══ SUPPLIED ENTRIES ══
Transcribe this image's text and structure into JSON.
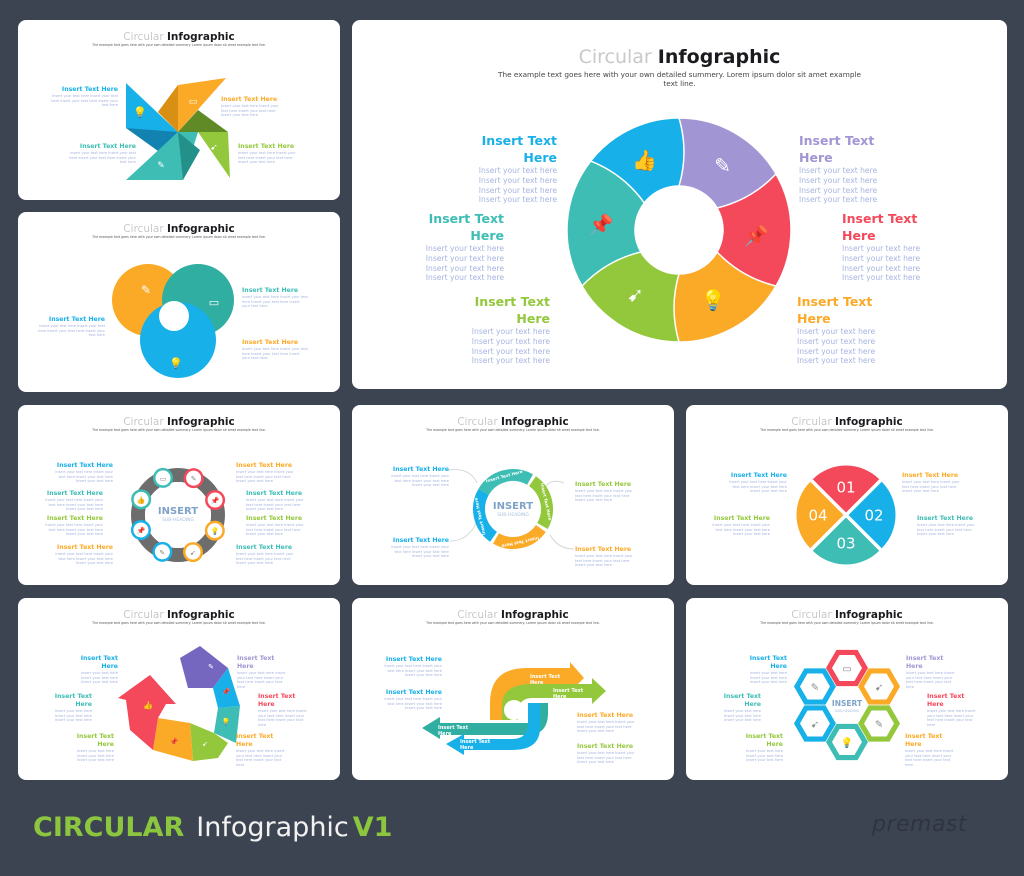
{
  "colors": {
    "background": "#3d4451",
    "blue": "#18b0e8",
    "purple": "#a295d3",
    "red": "#f4485b",
    "orange": "#fbaa28",
    "green": "#93c83c",
    "teal": "#3dbdb4",
    "violet": "#7566c0",
    "body_text": "#a7b4e0"
  },
  "slide_common": {
    "title_light": "Circular",
    "title_bold": "Infographic",
    "subtitle": "The example text goes here with your own detailed summery. Lorem ipsum dolor sit amet example text line."
  },
  "main_slide": {
    "left": [
      {
        "heading": "Insert Text Here",
        "body": [
          "Insert your text here",
          "Insert your text here",
          "Insert your text here",
          "Insert your text here"
        ],
        "color_key": "blue"
      },
      {
        "heading": "Insert Text Here",
        "body": [
          "Insert your text here",
          "Insert your text here",
          "Insert your text here",
          "Insert your text here"
        ],
        "color_key": "teal"
      },
      {
        "heading": "Insert Text Here",
        "body": [
          "Insert your text here",
          "Insert your text here",
          "Insert your text here",
          "Insert your text here"
        ],
        "color_key": "green"
      }
    ],
    "right": [
      {
        "heading": "Insert Text Here",
        "body": "Insert your text here Insert your text here Insert your text here Insert your text here",
        "color_key": "purple"
      },
      {
        "heading": "Insert Text Here",
        "body": "Insert your text here Insert your text here Insert your text here Insert your text here",
        "color_key": "red"
      },
      {
        "heading": "Insert Text Here",
        "body": "Insert your text here Insert your text here Insert your text here Insert your text here",
        "color_key": "orange"
      }
    ],
    "segments": [
      {
        "color_key": "blue",
        "icon": "thumbs-up-icon"
      },
      {
        "color_key": "purple",
        "icon": "pencil-icon"
      },
      {
        "color_key": "red",
        "icon": "pushpin-icon"
      },
      {
        "color_key": "orange",
        "icon": "lightbulb-icon"
      },
      {
        "color_key": "green",
        "icon": "rocket-icon"
      },
      {
        "color_key": "teal",
        "icon": "pushpin-icon"
      }
    ]
  },
  "small_text": {
    "heading": "Insert Text Here",
    "heading_line1": "Insert Text",
    "heading_line2": "Here",
    "body": "Insert your text here Insert your text here Insert your text here Insert your text here",
    "body_short": "Insert your text here Insert your text here Insert your text here"
  },
  "slide_pinwheel": {
    "labels": [
      {
        "color_key": "blue",
        "side": "left"
      },
      {
        "color_key": "orange",
        "side": "right"
      },
      {
        "color_key": "teal",
        "side": "left"
      },
      {
        "color_key": "green",
        "side": "right"
      }
    ]
  },
  "slide_rings": {
    "labels": [
      {
        "color_key": "teal"
      },
      {
        "color_key": "blue"
      },
      {
        "color_key": "orange"
      }
    ]
  },
  "slide_chain": {
    "center_title": "INSERT",
    "center_subtitle": "SUB-HEADING"
  },
  "slide_cycle": {
    "center_title": "INSERT",
    "center_subtitle": "SUB-HEADING",
    "arc_label": "Insert Text Here"
  },
  "slide_pie": {
    "numbers": [
      "01",
      "02",
      "03",
      "04"
    ]
  },
  "slide_arrows": {
    "arrow_label": "Insert Text Here"
  },
  "slide_hex": {
    "center_title": "INSERT",
    "center_subtitle": "SUB-HEADING"
  },
  "footer": {
    "title_accent": "CIRCULAR",
    "title_main": "Infographic",
    "version": "V1",
    "brand": "premast"
  }
}
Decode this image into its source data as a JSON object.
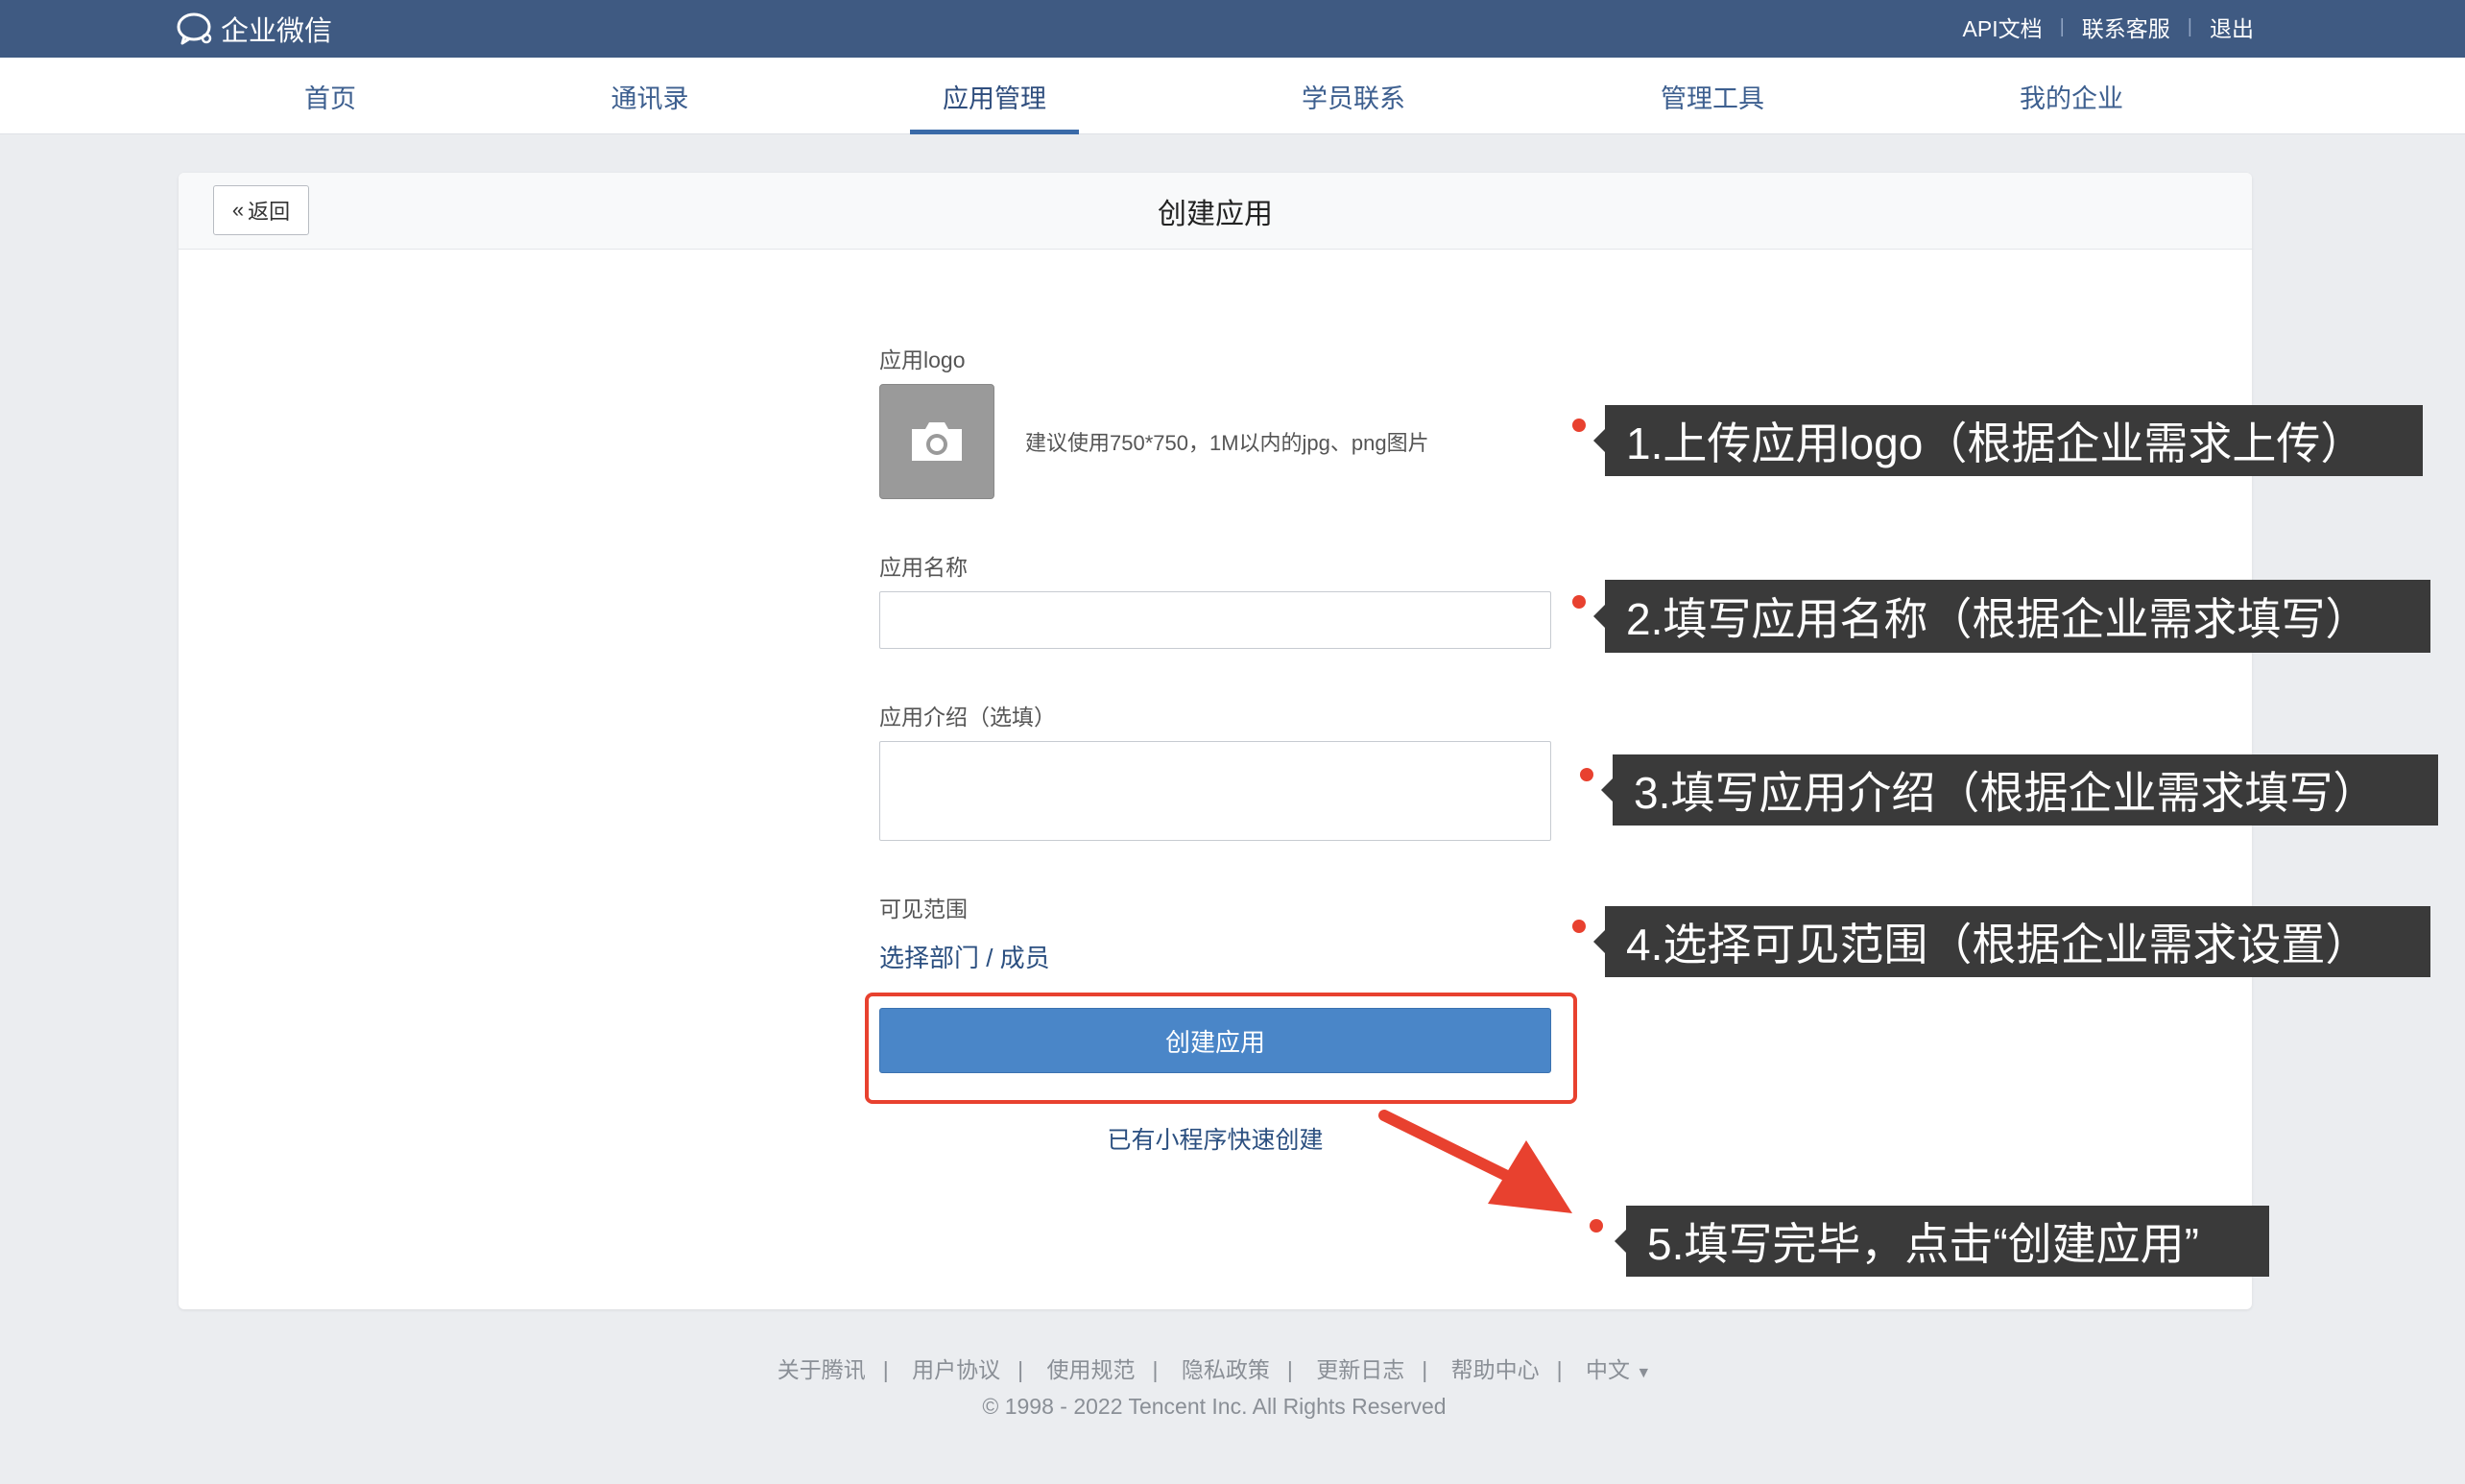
═══
GOAL OF THE EXERCISE
Set down the records in full and exactly. Do not carry over any image.

COMPLETED EXERCISE
Transcribe this image's text and structure into JSON.
{
  "colors": {
    "background": "#3d4451",
    "blue": "#18b0e8",
    "purple": "#a295d3",
    "red": "#f4485b",
    "orange": "#fbaa28",
    "green": "#93c83c",
    "teal": "#3dbdb4",
    "violet": "#7566c0",
    "body_text": "#a7b4e0"
  },
  "slide_common": {
    "title_light": "Circular",
    "title_bold": "Infographic",
    "subtitle": "The example text goes here with your own detailed summery. Lorem ipsum dolor sit amet example text line."
  },
  "main_slide": {
    "left": [
      {
        "heading": "Insert Text Here",
        "body": [
          "Insert your text here",
          "Insert your text here",
          "Insert your text here",
          "Insert your text here"
        ],
        "color_key": "blue"
      },
      {
        "heading": "Insert Text Here",
        "body": [
          "Insert your text here",
          "Insert your text here",
          "Insert your text here",
          "Insert your text here"
        ],
        "color_key": "teal"
      },
      {
        "heading": "Insert Text Here",
        "body": [
          "Insert your text here",
          "Insert your text here",
          "Insert your text here",
          "Insert your text here"
        ],
        "color_key": "green"
      }
    ],
    "right": [
      {
        "heading": "Insert Text Here",
        "body": "Insert your text here Insert your text here Insert your text here Insert your text here",
        "color_key": "purple"
      },
      {
        "heading": "Insert Text Here",
        "body": "Insert your text here Insert your text here Insert your text here Insert your text here",
        "color_key": "red"
      },
      {
        "heading": "Insert Text Here",
        "body": "Insert your text here Insert your text here Insert your text here Insert your text here",
        "color_key": "orange"
      }
    ],
    "segments": [
      {
        "color_key": "blue",
        "icon": "thumbs-up-icon"
      },
      {
        "color_key": "purple",
        "icon": "pencil-icon"
      },
      {
        "color_key": "red",
        "icon": "pushpin-icon"
      },
      {
        "color_key": "orange",
        "icon": "lightbulb-icon"
      },
      {
        "color_key": "green",
        "icon": "rocket-icon"
      },
      {
        "color_key": "teal",
        "icon": "pushpin-icon"
      }
    ]
  },
  "small_text": {
    "heading": "Insert Text Here",
    "heading_line1": "Insert Text",
    "heading_line2": "Here",
    "body": "Insert your text here Insert your text here Insert your text here Insert your text here",
    "body_short": "Insert your text here Insert your text here Insert your text here"
  },
  "slide_pinwheel": {
    "labels": [
      {
        "color_key": "blue",
        "side": "left"
      },
      {
        "color_key": "orange",
        "side": "right"
      },
      {
        "color_key": "teal",
        "side": "left"
      },
      {
        "color_key": "green",
        "side": "right"
      }
    ]
  },
  "slide_rings": {
    "labels": [
      {
        "color_key": "teal"
      },
      {
        "color_key": "blue"
      },
      {
        "color_key": "orange"
      }
    ]
  },
  "slide_chain": {
    "center_title": "INSERT",
    "center_subtitle": "SUB-HEADING"
  },
  "slide_cycle": {
    "center_title": "INSERT",
    "center_subtitle": "SUB-HEADING",
    "arc_label": "Insert Text Here"
  },
  "slide_pie": {
    "numbers": [
      "01",
      "02",
      "03",
      "04"
    ]
  },
  "slide_arrows": {
    "arrow_label": "Insert Text Here"
  },
  "slide_hex": {
    "center_title": "INSERT",
    "center_subtitle": "SUB-HEADING"
  },
  "footer": {
    "title_accent": "CIRCULAR",
    "title_main": "Infographic",
    "version": "V1",
    "brand": "premast"
  }
}
Decode this image into its source data as a JSON object.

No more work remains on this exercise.